==== Testo estratto ====
Una donna eccezionale, che ha ispirato tante biografie, tanti scritti.

Soprattutto nel 2013, a cinquant’anni dalla morte, (19 dicembre 1915 – 10 ottobre 1963) ne sono usciti molti. Segnaliamo, grazie all’articolo di Flaviano De Luca pubblicato su  www.ilmanifesto.it il 4 gennaio 2014, quella del giornalista David Lelait-Helo, ‘Edith Piaf La biografia’ edito da Lindau,  quindi l’opera dell’amica di tutta una vita, Simone Berteaut, ‘Edith, mia sorella’ di Castelvecchi, ed Edith Piaf, tipi di Gremese, scritto da Enrico Giacovelli.

Così ne la ricorda, ad esempio, Maurice Chevalier: «Édith Piaf, piccola campionessa dei pesi piuma, si prodiga in modo morboso. Non risparmia le forze più di quanto non faccia con il denaro. Con la sua ribellione e il suo genio, sembra correre incontro agli abissi che con angoscia, e simpatia, intravedo ai lati della sua strada. Ma lei vuole abbracciare ogni cosa, e lo fa, rinnegando le antiche leggi della prudenza che regolano il mestiere di artista».
====
Secondo il testo su Edith Piaf, chi ha scritto il libro "Edith, mia sorella"?
==== Estratti delle voci ====
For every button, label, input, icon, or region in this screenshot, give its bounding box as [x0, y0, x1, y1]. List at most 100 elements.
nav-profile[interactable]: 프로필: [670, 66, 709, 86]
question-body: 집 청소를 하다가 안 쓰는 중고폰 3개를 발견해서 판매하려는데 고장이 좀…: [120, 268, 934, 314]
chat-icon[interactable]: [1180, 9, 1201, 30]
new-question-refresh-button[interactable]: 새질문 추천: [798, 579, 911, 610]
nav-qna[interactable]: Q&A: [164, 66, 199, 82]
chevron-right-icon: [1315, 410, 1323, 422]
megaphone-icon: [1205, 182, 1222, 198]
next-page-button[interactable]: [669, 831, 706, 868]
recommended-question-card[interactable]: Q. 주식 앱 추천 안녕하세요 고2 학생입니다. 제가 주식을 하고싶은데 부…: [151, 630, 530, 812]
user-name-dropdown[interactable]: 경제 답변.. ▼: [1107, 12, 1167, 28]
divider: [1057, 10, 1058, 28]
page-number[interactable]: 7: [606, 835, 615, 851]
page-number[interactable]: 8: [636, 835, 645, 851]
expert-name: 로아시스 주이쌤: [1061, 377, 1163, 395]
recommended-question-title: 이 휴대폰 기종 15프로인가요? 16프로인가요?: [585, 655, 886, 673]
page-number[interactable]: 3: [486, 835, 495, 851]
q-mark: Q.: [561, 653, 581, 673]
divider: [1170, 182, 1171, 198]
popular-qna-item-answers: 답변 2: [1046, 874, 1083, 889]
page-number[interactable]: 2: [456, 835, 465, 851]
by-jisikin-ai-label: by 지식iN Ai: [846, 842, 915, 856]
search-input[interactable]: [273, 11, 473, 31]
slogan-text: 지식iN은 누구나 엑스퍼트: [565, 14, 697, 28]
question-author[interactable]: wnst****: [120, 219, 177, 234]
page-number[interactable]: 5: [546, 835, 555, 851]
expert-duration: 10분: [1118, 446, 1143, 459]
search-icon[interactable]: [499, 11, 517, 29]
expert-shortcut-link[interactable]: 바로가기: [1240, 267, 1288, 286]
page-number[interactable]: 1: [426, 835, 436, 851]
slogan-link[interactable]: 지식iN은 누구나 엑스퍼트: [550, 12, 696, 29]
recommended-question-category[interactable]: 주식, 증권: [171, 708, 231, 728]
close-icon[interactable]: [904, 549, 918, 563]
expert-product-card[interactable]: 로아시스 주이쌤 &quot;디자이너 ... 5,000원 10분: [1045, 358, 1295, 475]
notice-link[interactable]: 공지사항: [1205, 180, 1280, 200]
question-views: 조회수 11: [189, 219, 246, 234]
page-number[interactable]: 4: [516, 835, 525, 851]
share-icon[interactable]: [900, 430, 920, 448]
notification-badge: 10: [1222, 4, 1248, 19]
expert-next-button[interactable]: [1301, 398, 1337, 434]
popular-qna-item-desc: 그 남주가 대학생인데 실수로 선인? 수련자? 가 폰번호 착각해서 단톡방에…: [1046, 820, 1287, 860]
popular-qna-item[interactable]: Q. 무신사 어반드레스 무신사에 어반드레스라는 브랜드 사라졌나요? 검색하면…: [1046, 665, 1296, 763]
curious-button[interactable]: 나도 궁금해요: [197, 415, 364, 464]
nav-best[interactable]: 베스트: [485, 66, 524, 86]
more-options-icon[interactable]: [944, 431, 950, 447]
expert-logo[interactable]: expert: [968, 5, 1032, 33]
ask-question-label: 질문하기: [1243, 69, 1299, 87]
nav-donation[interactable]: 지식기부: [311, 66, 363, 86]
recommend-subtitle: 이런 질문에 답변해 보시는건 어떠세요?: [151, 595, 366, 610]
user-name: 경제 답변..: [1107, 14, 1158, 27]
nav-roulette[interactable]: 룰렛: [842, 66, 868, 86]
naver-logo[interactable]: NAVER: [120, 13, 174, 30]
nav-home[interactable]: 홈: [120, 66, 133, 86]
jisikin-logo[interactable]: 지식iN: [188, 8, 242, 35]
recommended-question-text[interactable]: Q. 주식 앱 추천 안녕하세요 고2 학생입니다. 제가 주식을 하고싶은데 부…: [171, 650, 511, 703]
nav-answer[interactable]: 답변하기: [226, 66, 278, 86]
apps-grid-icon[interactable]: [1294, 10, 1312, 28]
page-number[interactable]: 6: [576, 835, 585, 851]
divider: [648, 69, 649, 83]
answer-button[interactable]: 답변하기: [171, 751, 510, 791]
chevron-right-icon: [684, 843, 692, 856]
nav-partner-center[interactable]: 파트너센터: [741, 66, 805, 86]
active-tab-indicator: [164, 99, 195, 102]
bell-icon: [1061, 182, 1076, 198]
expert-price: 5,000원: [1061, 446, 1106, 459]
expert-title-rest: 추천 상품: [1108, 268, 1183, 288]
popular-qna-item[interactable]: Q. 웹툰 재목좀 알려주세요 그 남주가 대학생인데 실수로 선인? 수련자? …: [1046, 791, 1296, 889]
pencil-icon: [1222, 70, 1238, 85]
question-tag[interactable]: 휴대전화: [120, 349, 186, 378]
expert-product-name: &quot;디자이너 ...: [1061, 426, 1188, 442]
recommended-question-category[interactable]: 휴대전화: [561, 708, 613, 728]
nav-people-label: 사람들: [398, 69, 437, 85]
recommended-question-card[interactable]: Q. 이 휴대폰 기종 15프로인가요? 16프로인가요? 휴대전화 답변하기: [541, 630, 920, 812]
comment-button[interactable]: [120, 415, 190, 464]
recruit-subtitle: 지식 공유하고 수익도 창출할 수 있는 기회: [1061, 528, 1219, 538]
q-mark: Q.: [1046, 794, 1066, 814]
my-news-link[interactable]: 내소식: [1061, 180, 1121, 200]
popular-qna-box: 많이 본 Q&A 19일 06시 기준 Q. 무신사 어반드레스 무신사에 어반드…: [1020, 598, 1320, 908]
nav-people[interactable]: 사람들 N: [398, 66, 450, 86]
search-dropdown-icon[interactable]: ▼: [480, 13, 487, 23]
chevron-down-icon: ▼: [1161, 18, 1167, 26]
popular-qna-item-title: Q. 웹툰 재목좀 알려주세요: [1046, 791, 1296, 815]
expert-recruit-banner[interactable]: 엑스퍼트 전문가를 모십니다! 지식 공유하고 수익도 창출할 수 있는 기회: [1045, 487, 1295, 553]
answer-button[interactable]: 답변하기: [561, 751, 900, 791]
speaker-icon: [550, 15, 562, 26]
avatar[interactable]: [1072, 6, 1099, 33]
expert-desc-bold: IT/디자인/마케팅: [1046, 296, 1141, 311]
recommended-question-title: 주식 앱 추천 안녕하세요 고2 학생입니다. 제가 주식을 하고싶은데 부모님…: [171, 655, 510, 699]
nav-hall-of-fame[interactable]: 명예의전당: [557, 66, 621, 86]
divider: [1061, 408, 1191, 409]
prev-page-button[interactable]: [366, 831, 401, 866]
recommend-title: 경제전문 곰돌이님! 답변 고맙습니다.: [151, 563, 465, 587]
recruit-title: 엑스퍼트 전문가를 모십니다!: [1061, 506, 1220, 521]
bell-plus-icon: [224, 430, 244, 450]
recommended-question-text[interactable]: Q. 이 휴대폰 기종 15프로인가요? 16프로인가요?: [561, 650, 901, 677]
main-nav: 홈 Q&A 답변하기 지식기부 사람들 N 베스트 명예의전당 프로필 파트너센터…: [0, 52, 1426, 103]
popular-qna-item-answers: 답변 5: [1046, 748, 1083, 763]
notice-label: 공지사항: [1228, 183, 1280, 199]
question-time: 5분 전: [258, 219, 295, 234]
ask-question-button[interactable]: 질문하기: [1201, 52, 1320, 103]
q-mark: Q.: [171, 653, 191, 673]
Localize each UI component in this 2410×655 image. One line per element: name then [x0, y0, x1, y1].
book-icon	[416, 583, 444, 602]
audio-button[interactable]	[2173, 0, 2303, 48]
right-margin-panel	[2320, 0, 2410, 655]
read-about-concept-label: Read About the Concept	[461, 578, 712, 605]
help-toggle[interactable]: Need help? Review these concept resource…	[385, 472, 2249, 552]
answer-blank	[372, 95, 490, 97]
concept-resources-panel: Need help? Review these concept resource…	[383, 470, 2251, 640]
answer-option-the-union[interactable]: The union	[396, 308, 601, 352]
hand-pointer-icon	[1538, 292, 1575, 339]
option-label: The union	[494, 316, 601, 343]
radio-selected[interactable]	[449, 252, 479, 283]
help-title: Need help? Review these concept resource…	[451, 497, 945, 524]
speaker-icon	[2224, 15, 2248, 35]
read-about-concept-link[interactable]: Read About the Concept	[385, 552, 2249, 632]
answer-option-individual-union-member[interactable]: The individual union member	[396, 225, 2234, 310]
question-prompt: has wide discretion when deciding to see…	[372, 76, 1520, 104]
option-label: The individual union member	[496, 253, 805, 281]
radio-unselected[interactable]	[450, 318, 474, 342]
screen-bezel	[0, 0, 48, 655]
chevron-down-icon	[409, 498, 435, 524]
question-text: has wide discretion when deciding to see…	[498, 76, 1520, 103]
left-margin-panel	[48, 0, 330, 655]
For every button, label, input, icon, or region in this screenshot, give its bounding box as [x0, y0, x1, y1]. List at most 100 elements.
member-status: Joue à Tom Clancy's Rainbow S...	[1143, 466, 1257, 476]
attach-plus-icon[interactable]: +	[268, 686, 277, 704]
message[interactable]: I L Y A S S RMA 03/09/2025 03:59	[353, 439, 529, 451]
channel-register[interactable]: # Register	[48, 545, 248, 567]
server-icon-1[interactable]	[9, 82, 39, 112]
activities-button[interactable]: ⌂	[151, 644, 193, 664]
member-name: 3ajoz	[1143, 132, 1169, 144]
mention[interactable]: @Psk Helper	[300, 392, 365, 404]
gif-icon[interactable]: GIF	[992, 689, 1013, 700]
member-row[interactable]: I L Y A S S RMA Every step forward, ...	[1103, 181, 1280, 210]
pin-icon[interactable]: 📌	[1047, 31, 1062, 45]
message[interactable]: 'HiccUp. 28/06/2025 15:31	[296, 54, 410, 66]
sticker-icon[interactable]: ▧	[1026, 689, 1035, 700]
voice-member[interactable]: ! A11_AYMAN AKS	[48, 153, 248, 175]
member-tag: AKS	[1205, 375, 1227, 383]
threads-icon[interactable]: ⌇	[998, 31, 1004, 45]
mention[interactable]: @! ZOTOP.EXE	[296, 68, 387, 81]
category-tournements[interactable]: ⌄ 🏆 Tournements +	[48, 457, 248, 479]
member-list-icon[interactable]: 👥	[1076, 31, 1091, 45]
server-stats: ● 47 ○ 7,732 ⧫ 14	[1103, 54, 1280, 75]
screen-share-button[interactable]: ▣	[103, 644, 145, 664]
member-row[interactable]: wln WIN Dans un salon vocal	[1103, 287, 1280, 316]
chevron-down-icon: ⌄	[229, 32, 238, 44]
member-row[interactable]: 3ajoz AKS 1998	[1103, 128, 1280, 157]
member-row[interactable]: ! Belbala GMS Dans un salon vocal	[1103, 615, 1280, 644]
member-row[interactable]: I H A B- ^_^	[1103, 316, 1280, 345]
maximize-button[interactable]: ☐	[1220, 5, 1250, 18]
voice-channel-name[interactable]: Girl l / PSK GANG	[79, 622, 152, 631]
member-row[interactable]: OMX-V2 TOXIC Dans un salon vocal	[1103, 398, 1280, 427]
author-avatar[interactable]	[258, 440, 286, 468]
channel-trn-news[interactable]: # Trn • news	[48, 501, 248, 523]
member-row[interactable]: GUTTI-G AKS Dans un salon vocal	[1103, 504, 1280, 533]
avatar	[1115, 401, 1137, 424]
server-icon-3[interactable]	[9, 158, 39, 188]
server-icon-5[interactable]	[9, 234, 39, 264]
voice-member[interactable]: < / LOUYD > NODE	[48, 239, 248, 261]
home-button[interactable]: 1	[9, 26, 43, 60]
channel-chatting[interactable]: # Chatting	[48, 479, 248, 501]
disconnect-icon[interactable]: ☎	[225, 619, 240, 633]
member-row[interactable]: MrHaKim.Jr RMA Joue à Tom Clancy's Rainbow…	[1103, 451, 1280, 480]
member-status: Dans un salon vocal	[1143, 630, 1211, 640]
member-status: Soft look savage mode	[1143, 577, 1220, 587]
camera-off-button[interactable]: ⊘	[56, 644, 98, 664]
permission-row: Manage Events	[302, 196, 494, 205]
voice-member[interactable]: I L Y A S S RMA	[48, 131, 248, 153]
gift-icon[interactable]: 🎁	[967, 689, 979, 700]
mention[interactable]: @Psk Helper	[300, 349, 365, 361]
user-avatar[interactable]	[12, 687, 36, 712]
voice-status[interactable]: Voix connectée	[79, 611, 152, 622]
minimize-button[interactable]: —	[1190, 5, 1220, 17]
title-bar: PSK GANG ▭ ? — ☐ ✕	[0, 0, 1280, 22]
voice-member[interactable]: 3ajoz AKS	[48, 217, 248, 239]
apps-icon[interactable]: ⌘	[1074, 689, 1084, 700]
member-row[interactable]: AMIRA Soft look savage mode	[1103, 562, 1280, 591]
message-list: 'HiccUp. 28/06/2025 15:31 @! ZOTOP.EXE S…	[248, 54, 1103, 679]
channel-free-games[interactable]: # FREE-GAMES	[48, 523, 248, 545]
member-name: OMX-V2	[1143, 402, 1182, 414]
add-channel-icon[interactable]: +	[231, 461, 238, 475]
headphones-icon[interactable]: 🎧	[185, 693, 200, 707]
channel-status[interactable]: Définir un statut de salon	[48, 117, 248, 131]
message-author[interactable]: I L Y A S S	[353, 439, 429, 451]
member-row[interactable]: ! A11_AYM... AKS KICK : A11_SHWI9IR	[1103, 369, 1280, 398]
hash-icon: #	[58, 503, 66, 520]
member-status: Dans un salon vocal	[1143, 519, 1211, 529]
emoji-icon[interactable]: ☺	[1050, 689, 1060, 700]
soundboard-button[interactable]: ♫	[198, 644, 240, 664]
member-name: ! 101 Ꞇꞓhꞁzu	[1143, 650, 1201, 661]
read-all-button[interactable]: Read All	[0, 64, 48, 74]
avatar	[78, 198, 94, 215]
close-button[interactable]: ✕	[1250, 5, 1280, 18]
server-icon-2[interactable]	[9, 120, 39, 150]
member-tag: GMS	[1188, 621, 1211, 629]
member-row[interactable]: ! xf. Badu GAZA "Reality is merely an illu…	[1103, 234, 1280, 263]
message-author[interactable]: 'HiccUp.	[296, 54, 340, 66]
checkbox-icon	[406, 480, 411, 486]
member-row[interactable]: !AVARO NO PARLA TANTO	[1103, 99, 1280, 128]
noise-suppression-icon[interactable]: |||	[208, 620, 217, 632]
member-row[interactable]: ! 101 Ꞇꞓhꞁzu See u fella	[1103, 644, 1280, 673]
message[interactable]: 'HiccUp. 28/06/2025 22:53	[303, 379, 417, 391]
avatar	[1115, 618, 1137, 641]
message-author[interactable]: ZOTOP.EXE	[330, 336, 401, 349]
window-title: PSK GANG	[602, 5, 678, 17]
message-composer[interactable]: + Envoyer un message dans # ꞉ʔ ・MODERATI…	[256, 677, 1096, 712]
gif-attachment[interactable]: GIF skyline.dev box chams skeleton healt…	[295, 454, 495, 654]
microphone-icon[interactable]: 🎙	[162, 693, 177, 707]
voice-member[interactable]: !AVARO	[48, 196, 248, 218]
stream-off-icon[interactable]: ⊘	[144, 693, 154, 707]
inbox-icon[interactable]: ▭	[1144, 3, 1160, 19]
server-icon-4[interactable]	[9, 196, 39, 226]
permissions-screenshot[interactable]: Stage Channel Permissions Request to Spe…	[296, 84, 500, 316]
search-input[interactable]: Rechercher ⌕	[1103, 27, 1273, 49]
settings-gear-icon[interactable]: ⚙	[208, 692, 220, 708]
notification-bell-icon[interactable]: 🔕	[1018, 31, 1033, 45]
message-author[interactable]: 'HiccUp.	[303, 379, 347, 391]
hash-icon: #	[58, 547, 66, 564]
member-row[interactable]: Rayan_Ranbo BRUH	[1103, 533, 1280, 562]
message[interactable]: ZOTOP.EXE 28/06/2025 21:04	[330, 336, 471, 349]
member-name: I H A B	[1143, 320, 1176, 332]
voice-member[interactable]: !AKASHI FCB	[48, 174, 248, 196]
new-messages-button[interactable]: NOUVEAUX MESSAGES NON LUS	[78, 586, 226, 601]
====
Risultato dell'esercizio - Simone Berteaut, l'amica di tutta una vita.